*** RECORD LIST ***
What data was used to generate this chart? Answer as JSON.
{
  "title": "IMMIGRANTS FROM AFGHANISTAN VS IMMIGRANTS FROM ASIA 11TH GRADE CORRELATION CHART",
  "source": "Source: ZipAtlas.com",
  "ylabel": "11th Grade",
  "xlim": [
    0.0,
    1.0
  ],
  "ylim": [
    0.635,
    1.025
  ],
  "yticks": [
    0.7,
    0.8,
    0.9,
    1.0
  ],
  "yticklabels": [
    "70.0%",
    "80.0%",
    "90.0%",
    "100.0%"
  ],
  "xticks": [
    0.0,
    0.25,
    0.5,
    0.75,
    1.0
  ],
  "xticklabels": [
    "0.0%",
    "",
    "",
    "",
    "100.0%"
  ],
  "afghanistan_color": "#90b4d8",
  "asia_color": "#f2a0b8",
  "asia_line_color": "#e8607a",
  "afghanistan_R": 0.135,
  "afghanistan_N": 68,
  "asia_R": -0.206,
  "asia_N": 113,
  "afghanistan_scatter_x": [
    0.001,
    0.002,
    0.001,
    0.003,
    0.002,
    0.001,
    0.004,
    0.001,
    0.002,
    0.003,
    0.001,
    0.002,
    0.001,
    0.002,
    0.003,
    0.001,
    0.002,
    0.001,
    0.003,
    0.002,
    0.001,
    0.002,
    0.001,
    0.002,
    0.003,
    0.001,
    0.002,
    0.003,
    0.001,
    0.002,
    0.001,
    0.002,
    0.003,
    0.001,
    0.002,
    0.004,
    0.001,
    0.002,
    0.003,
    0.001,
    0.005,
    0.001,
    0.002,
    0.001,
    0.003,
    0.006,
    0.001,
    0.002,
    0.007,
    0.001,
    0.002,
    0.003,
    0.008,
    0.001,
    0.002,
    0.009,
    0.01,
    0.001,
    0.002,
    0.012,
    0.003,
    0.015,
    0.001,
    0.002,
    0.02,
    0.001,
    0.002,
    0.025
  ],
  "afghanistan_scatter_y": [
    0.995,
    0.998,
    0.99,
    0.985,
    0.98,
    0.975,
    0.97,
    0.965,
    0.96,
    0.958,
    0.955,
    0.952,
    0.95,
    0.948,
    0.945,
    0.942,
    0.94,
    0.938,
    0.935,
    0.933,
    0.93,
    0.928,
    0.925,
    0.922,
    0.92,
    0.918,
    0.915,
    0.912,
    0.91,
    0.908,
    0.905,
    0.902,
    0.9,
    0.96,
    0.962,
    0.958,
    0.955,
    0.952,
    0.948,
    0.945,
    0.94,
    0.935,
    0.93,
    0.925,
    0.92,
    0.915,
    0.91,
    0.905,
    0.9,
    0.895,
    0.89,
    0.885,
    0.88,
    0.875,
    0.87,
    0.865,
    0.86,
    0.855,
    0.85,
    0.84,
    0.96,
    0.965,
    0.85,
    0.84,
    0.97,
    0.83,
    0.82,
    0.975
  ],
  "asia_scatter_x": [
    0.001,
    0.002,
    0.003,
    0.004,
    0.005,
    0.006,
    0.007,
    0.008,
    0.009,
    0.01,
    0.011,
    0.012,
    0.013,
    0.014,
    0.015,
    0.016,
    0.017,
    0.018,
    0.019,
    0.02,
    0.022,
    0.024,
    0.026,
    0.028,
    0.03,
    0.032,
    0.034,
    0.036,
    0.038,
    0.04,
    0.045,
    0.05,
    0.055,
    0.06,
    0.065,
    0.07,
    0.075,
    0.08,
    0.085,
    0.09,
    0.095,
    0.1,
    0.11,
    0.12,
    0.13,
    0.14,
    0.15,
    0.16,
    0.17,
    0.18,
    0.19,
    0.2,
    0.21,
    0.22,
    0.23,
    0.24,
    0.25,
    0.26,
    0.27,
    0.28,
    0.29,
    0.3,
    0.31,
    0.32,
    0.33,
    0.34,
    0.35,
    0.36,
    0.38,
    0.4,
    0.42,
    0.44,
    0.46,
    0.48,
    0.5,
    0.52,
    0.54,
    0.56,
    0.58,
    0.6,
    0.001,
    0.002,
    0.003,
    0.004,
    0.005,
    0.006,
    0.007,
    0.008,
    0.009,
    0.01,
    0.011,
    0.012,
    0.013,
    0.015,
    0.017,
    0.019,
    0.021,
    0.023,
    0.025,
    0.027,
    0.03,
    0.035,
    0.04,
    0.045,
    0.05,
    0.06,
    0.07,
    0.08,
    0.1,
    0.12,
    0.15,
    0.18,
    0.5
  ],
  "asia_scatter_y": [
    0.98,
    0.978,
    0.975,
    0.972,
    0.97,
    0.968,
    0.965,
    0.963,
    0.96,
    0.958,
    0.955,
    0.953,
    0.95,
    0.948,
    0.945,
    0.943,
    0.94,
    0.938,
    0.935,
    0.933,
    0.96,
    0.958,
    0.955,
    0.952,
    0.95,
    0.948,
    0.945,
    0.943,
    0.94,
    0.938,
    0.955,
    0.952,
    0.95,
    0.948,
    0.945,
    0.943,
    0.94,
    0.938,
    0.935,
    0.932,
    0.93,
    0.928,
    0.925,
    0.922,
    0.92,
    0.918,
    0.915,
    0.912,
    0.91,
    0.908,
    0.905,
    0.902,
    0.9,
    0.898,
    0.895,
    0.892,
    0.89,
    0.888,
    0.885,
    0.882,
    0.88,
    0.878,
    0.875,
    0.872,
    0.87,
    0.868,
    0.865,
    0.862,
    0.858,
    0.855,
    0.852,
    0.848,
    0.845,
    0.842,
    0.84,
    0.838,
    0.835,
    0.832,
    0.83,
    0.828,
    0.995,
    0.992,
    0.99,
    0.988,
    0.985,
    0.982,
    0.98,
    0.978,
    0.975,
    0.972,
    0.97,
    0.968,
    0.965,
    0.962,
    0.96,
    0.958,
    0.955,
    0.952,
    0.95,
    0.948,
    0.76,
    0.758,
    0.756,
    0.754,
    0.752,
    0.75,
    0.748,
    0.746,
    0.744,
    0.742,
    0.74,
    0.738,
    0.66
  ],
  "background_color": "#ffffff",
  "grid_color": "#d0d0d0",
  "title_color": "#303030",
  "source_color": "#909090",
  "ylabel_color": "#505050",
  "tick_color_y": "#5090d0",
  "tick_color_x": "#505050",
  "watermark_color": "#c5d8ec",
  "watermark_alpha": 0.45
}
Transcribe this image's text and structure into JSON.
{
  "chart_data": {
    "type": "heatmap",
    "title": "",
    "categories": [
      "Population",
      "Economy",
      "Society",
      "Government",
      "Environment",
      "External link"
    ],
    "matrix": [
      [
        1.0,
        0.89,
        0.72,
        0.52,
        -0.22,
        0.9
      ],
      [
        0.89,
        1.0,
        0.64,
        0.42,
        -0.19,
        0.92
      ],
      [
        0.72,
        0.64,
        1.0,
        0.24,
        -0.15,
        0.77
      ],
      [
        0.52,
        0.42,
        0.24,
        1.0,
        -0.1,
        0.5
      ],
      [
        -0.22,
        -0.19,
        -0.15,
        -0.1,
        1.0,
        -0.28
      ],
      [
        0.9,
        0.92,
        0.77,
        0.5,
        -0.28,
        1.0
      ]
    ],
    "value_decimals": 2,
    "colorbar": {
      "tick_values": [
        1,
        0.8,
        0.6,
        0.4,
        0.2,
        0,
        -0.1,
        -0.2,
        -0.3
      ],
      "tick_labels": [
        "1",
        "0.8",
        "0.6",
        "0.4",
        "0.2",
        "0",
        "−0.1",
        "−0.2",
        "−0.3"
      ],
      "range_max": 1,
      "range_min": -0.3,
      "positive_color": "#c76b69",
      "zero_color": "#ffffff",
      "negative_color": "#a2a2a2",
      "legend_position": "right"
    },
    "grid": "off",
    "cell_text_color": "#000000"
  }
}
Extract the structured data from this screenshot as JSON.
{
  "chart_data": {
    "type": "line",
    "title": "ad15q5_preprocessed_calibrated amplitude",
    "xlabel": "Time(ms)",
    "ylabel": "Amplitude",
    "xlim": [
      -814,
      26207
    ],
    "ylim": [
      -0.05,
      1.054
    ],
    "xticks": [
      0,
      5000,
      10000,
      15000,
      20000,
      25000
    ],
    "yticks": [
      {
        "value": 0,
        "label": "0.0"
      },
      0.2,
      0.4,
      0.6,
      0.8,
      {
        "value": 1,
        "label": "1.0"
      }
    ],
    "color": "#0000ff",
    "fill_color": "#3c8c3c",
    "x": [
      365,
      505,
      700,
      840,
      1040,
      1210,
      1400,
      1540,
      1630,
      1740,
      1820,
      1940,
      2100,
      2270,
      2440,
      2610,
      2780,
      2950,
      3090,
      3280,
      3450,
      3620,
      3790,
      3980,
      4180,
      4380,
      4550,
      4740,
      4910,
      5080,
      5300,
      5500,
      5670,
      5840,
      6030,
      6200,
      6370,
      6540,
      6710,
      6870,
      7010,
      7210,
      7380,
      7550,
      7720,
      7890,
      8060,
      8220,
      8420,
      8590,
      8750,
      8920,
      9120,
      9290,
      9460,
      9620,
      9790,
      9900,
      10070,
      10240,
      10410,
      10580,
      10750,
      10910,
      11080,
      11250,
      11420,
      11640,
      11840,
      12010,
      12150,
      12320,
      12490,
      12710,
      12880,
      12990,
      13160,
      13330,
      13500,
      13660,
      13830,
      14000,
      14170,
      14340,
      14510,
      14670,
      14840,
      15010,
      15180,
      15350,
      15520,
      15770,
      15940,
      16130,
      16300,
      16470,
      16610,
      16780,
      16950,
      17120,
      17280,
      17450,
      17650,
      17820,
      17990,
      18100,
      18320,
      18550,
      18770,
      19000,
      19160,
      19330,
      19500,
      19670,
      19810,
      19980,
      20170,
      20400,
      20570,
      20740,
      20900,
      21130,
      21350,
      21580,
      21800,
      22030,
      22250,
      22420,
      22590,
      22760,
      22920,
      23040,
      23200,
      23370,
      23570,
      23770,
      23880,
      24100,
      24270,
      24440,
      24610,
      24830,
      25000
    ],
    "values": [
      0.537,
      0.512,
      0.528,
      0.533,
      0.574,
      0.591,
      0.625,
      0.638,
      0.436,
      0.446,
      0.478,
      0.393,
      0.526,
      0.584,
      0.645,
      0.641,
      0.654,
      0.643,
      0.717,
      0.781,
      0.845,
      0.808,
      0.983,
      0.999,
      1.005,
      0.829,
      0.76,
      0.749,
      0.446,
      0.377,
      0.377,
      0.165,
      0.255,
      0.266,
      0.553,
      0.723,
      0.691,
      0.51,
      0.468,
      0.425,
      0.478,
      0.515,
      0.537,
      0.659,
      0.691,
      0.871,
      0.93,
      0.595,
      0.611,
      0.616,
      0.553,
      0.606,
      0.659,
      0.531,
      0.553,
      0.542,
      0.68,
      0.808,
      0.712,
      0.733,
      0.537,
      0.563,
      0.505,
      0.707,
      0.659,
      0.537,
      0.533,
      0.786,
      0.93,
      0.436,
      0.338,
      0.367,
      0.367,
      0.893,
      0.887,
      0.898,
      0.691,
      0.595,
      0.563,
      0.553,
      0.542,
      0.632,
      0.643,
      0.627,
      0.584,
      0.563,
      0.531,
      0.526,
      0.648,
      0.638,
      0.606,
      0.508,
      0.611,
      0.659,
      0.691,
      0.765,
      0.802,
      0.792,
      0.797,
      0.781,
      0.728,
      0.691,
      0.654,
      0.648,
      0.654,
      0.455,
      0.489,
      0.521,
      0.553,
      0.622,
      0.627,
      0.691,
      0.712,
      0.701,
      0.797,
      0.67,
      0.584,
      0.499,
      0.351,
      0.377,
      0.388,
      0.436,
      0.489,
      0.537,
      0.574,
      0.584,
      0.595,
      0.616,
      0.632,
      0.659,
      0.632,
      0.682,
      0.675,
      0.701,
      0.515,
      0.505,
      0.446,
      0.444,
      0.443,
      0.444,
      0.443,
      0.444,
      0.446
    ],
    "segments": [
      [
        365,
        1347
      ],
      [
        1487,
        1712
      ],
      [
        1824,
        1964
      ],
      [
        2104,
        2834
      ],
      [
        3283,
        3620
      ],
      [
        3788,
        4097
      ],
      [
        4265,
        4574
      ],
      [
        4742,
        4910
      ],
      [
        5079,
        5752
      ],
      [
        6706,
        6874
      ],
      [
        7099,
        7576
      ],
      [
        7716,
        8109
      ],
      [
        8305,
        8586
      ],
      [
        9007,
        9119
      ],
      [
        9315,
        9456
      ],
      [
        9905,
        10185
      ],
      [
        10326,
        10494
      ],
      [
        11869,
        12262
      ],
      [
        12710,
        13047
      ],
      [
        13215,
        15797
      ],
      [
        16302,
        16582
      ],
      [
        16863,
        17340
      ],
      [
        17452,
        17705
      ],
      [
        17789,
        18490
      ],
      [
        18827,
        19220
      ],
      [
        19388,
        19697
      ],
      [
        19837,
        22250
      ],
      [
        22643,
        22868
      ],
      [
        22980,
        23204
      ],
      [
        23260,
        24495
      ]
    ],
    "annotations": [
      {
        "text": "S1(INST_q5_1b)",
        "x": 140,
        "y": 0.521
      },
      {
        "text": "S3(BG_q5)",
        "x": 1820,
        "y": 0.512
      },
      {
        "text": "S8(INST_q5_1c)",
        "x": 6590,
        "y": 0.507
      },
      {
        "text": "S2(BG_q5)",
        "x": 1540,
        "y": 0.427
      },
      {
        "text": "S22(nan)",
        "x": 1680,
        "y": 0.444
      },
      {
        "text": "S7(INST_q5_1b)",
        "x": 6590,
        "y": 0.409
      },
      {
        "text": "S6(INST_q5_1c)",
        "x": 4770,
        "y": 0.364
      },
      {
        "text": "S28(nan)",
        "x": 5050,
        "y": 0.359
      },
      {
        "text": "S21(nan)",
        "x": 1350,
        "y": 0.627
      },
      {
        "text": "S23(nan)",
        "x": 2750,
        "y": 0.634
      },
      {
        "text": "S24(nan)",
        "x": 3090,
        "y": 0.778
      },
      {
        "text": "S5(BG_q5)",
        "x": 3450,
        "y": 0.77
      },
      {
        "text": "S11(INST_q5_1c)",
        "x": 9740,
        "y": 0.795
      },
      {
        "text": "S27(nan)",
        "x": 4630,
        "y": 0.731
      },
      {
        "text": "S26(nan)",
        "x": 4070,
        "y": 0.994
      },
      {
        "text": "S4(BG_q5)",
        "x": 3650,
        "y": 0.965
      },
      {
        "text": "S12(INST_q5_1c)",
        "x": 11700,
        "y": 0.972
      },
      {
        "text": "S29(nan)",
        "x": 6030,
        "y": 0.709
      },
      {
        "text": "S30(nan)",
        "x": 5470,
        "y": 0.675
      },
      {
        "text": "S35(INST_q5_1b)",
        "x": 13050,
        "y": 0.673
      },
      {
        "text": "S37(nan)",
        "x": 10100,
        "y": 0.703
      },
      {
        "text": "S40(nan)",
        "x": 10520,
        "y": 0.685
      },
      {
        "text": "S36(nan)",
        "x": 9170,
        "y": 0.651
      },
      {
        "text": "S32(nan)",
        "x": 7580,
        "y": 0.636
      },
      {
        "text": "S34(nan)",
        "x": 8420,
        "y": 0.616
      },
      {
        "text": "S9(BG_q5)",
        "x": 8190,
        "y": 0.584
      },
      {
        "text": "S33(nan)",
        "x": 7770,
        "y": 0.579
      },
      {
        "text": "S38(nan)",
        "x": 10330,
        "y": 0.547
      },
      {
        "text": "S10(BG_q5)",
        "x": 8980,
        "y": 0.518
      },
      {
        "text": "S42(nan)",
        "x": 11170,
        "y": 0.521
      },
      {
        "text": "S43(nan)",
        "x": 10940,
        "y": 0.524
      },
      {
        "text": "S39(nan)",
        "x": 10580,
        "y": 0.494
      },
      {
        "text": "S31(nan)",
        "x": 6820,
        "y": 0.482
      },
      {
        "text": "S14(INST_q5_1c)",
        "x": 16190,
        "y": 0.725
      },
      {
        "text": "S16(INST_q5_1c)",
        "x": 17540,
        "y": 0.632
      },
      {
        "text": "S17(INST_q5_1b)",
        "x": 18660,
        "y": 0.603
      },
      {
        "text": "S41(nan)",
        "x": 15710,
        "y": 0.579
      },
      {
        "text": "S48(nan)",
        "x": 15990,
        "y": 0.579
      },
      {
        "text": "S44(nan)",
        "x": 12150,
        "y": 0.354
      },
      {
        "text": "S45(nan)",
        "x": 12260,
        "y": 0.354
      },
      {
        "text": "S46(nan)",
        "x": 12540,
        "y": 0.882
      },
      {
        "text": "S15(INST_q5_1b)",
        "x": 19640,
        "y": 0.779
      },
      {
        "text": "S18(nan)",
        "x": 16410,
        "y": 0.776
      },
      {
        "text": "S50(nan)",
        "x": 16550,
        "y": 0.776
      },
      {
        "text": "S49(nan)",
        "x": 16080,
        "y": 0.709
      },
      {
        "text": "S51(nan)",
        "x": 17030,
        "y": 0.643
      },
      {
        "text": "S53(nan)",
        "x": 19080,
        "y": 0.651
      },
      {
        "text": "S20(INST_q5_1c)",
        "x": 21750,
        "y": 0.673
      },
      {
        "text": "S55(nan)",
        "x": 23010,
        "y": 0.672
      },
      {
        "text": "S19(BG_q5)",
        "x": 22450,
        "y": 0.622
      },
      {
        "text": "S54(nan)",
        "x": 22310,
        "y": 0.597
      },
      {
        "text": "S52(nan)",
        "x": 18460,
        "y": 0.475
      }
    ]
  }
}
***
### REQUEST:
Locate the lines above that hold the word "JSON". Show every one of them.

### CORRECT ANSWER:
What data was used to generate this chart? Answer as JSON.
Transcribe this image's text and structure into JSON.
Extract the structured data from this screenshot as JSON.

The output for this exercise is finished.